### DATA SUPPLIED
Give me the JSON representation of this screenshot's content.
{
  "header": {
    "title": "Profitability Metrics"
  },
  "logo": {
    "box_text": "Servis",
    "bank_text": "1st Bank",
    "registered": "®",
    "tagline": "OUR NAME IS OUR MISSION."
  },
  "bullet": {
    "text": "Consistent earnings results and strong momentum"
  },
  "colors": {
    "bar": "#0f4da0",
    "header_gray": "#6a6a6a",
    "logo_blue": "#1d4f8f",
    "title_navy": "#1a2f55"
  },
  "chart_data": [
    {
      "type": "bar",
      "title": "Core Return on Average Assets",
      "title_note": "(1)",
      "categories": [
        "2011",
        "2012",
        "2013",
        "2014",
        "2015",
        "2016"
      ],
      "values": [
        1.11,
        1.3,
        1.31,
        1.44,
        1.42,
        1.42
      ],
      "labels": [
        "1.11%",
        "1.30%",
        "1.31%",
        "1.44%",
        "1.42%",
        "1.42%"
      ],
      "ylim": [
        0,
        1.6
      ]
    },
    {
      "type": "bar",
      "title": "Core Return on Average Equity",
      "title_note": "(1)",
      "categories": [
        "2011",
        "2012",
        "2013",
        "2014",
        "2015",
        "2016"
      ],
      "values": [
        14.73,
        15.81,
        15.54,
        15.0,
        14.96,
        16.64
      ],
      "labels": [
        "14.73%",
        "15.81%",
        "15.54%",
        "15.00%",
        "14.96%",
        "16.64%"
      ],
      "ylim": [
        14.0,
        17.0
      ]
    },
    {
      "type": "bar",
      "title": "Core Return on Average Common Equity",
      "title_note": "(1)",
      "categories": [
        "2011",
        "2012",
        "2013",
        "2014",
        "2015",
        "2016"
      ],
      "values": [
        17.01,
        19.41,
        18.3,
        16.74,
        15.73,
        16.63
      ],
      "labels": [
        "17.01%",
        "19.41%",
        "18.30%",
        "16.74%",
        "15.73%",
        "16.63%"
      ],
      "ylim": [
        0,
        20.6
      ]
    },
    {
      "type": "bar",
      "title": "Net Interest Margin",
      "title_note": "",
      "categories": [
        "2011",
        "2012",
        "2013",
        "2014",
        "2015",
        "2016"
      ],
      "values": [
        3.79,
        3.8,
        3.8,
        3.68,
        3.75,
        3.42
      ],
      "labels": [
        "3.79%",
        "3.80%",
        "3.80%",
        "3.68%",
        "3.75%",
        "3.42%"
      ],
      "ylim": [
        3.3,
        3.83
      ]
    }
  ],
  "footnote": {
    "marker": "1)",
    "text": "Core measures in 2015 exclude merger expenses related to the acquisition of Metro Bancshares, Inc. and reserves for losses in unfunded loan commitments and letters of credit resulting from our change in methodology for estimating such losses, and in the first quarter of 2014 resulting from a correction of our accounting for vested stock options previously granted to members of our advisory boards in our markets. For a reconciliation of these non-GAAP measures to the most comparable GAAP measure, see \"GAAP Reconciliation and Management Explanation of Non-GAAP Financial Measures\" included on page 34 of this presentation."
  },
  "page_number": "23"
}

### WORK TO DO
Filter the records for lines holding the string "Return". Copy each one.

### EXERCISE SOLUTION
      "title": "Core Return on Average Assets",
      "title": "Core Return on Average Equity",
      "title": "Core Return on Average Common Equity",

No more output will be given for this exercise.